[Start of section]
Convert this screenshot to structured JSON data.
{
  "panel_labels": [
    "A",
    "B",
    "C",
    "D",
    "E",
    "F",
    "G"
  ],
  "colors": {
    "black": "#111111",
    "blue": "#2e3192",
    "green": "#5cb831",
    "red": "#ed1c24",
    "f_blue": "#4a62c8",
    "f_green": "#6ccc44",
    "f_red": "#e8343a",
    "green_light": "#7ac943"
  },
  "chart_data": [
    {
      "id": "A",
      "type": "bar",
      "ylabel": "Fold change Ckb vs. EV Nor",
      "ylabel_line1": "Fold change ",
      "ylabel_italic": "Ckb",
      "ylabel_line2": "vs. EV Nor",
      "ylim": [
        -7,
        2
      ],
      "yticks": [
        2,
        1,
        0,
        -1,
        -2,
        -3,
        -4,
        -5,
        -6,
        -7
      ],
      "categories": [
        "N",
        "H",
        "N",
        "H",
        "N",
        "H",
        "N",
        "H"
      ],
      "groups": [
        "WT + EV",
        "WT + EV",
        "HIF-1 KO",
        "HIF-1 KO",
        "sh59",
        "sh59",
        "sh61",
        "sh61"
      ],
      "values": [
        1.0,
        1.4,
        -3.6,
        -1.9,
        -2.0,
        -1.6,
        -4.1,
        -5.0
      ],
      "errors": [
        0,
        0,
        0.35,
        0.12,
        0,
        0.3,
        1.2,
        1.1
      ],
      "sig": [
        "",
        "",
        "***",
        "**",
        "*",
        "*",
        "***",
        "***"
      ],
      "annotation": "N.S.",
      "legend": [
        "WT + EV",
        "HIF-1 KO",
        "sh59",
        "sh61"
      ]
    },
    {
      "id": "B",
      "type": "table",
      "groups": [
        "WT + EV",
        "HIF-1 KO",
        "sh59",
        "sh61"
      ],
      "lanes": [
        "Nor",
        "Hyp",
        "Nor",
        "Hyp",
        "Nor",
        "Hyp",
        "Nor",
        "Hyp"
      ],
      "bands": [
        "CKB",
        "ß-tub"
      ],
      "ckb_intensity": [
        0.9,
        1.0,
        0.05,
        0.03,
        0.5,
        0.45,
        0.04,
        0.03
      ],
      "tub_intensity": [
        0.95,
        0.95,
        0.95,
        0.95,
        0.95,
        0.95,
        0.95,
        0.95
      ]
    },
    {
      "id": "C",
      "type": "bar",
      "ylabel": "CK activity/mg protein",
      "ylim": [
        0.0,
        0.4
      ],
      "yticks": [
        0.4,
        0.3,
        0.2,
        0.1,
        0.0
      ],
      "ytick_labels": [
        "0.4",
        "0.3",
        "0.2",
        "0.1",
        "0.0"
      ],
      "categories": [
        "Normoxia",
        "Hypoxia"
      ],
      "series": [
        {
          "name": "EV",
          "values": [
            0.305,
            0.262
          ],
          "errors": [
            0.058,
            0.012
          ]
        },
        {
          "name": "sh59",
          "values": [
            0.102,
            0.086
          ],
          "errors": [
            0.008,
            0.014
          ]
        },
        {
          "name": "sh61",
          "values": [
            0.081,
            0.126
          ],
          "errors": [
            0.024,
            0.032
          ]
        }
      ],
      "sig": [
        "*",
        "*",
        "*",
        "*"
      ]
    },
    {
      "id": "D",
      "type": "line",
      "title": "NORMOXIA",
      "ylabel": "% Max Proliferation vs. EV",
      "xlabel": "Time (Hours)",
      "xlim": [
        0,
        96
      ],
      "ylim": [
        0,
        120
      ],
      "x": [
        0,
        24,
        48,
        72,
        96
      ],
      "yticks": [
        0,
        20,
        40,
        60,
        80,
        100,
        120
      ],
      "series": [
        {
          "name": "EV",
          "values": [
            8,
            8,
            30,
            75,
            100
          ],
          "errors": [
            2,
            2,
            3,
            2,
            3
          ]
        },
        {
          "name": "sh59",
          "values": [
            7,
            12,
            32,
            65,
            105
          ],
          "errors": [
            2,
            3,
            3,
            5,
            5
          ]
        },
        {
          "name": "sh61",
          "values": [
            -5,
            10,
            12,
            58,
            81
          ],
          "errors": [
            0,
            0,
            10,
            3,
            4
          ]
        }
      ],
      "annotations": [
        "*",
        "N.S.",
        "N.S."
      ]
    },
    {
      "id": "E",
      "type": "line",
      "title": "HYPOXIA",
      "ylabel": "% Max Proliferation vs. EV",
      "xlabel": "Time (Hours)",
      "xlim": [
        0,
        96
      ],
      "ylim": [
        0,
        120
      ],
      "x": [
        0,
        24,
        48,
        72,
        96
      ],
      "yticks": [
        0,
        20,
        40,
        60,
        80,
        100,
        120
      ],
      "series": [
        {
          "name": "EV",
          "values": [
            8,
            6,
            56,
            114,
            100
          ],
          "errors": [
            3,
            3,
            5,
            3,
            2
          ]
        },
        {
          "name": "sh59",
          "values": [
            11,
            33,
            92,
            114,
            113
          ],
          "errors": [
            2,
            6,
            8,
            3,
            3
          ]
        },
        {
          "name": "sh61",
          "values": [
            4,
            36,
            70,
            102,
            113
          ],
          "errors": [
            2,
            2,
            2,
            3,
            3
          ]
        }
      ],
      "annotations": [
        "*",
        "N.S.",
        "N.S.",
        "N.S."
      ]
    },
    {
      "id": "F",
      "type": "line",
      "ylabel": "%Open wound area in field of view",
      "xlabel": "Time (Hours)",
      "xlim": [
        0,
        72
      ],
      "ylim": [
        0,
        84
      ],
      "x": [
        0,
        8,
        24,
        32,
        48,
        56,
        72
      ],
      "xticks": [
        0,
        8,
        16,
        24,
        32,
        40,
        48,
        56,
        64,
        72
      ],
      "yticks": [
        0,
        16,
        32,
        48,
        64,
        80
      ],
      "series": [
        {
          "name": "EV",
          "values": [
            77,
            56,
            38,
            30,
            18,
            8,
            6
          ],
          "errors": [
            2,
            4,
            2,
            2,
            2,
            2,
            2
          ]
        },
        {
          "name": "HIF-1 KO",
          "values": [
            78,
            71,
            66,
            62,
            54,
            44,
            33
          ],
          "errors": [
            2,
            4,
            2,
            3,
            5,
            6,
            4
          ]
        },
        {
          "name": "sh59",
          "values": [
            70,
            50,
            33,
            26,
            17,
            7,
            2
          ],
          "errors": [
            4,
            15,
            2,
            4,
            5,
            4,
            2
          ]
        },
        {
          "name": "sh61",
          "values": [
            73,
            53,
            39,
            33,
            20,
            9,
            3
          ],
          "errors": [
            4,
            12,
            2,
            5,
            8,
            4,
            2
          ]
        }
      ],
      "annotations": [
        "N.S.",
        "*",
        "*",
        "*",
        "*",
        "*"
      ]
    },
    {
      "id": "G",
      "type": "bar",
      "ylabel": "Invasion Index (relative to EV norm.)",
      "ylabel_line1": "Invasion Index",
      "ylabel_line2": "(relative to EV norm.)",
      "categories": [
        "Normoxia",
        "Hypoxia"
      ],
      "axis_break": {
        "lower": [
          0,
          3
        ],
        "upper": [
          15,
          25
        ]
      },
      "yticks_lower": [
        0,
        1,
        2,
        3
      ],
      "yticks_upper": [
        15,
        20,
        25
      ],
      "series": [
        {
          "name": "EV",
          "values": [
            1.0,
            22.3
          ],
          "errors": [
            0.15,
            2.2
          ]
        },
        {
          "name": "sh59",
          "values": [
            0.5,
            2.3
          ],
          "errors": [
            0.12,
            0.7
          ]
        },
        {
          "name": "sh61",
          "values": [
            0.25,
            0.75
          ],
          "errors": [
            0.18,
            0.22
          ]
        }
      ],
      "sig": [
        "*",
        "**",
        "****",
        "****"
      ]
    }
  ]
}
[End of section]
◆ Exercise requirements: Each line with "relative" in it must be identified and copied from the material.

◆ Written response:
      "ylabel": "Invasion Index (relative to EV norm.)",
      "ylabel_line2": "(relative to EV norm.)",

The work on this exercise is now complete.